Wherever the word "було" turns up in a line of the entries, copy that line.
^^^^
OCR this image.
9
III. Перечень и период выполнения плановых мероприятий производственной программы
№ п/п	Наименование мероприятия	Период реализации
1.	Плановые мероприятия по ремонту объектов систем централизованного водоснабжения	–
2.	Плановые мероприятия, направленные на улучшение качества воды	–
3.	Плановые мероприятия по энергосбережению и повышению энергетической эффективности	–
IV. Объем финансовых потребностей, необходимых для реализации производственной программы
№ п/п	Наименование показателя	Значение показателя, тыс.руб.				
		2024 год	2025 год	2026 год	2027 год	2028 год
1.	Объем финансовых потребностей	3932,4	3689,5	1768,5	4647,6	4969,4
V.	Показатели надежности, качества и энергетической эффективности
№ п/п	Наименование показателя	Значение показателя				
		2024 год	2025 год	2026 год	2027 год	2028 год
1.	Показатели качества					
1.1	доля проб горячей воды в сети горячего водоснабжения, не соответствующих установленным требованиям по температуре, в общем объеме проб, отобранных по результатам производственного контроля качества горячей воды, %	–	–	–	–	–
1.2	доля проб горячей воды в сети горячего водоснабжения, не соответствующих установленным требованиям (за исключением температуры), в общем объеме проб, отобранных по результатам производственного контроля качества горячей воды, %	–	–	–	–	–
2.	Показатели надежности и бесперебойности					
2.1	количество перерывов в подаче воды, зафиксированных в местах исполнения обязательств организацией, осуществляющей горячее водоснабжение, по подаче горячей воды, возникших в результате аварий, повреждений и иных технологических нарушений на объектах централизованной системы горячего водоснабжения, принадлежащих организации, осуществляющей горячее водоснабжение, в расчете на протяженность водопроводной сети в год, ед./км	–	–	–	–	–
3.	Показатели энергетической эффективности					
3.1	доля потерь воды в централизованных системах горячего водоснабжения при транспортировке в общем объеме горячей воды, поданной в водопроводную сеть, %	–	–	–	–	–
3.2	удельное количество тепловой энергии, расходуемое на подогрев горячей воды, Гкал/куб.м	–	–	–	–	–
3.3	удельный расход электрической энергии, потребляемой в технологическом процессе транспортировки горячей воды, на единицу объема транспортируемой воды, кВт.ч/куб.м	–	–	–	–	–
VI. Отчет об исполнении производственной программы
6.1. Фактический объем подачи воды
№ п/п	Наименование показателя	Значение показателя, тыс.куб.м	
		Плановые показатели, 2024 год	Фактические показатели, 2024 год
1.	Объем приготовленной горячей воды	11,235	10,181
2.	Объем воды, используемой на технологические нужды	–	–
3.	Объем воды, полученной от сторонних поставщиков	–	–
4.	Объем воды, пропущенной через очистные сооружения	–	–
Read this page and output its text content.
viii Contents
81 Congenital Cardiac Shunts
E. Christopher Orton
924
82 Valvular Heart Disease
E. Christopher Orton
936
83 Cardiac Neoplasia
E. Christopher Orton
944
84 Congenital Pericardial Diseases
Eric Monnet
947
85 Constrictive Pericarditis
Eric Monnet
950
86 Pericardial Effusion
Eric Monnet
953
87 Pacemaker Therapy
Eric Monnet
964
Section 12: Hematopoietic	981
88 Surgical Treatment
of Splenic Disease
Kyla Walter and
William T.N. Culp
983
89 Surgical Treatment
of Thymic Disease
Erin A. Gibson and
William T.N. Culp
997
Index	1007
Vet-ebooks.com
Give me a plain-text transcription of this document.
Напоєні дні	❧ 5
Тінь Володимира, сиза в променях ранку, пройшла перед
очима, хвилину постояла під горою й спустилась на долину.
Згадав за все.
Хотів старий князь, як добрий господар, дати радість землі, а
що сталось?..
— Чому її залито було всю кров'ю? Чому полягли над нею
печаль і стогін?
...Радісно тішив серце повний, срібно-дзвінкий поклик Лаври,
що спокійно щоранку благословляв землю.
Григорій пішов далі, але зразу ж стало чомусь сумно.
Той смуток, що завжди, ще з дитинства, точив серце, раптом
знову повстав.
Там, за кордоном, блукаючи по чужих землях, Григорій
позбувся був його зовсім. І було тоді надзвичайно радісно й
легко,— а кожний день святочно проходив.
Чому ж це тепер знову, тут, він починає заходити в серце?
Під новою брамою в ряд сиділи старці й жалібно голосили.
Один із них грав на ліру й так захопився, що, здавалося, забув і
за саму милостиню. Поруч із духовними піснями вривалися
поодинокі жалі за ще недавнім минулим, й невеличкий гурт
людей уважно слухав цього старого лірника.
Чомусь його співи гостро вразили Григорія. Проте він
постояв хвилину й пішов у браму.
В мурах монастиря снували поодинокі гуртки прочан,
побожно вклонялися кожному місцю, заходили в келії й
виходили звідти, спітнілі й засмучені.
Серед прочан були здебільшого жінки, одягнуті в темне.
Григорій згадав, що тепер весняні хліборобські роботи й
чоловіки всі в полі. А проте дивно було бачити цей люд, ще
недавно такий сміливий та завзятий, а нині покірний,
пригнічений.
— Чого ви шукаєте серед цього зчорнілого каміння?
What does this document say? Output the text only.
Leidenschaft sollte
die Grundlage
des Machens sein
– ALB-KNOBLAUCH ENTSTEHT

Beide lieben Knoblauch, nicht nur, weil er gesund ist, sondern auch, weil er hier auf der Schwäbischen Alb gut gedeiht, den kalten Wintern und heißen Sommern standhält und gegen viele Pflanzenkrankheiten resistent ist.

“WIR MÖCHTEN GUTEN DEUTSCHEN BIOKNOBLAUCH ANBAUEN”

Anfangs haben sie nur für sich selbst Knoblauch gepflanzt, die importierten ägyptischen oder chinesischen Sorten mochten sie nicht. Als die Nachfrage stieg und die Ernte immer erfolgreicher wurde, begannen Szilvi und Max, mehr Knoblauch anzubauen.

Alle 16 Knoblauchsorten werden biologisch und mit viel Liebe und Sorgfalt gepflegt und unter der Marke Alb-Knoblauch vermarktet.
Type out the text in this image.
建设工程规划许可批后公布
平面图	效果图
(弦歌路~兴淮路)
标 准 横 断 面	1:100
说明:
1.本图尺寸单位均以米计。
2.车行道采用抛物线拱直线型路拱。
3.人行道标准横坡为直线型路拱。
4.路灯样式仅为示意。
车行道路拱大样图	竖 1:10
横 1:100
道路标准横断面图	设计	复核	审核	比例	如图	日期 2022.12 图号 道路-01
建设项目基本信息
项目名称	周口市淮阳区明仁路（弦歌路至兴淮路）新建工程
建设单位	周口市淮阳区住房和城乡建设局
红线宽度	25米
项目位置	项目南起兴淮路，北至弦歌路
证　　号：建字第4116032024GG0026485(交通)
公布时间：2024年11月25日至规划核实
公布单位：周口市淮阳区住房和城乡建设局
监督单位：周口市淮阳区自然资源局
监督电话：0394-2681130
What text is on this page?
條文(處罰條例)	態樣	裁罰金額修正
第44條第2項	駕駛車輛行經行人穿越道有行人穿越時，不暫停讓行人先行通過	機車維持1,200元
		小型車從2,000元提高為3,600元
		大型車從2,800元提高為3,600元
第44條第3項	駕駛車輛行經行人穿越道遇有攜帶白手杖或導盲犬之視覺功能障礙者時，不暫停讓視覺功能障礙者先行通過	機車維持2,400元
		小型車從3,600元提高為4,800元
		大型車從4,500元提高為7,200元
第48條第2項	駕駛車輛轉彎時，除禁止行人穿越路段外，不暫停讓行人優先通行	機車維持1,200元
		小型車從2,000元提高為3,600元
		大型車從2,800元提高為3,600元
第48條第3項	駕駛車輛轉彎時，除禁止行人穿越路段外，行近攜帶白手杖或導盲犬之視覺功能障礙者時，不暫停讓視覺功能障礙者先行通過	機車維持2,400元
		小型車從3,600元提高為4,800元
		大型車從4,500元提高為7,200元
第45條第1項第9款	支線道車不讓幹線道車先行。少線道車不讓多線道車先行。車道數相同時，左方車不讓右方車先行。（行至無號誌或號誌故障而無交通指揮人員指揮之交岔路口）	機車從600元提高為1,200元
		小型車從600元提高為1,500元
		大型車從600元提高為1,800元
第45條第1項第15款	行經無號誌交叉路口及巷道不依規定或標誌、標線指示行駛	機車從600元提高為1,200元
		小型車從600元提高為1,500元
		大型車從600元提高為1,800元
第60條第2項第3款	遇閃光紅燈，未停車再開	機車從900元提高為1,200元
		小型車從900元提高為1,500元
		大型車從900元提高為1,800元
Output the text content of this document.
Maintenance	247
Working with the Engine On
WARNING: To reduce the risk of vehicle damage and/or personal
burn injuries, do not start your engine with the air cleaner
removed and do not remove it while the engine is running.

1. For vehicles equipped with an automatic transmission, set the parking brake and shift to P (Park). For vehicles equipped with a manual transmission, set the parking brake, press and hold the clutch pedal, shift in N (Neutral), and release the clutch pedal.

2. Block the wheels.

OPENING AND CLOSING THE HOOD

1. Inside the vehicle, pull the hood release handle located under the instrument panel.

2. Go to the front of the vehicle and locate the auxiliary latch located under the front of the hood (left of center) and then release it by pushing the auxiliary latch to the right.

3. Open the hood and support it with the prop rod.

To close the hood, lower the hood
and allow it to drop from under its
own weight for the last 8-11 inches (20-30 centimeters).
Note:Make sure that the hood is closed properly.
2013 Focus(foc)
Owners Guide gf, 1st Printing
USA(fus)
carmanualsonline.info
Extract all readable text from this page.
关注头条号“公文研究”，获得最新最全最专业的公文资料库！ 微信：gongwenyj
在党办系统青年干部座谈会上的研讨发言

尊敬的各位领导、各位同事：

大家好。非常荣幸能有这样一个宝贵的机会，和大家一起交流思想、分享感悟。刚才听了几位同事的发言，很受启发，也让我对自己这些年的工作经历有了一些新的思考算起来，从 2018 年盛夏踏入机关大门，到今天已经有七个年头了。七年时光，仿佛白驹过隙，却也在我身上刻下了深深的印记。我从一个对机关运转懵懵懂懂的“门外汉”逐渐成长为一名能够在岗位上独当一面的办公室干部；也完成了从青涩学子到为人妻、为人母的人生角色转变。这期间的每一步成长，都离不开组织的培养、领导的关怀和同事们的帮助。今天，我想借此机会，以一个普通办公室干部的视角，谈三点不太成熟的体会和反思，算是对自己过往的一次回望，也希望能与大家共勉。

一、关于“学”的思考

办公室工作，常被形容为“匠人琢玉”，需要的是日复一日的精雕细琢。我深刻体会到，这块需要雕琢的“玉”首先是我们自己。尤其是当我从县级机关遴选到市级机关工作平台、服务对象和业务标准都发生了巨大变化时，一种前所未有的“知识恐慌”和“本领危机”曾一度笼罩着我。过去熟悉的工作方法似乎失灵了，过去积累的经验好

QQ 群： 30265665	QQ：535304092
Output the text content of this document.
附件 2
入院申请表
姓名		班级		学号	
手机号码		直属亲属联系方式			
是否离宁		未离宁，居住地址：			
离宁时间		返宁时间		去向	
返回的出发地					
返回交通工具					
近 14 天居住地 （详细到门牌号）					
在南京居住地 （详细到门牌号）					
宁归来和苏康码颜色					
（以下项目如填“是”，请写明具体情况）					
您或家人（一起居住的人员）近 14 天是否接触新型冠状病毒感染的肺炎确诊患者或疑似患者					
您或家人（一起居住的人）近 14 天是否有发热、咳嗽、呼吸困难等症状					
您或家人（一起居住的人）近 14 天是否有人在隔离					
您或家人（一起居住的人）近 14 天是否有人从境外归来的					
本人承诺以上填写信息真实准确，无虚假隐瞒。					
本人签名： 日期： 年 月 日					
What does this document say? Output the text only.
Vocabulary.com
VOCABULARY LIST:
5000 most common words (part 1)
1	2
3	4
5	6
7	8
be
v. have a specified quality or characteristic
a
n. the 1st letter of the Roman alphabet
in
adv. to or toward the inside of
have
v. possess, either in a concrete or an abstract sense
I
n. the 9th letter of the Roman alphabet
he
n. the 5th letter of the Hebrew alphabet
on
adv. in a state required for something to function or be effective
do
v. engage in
^^^^
- [Exercise answer]:
— Чому її залито було всю кров'ю? Чому полягли над нею
позбувся був його зовсім. І було тоді надзвичайно радісно й
чоловіки всі в полі. А проте дивно було бачити цей люд, ще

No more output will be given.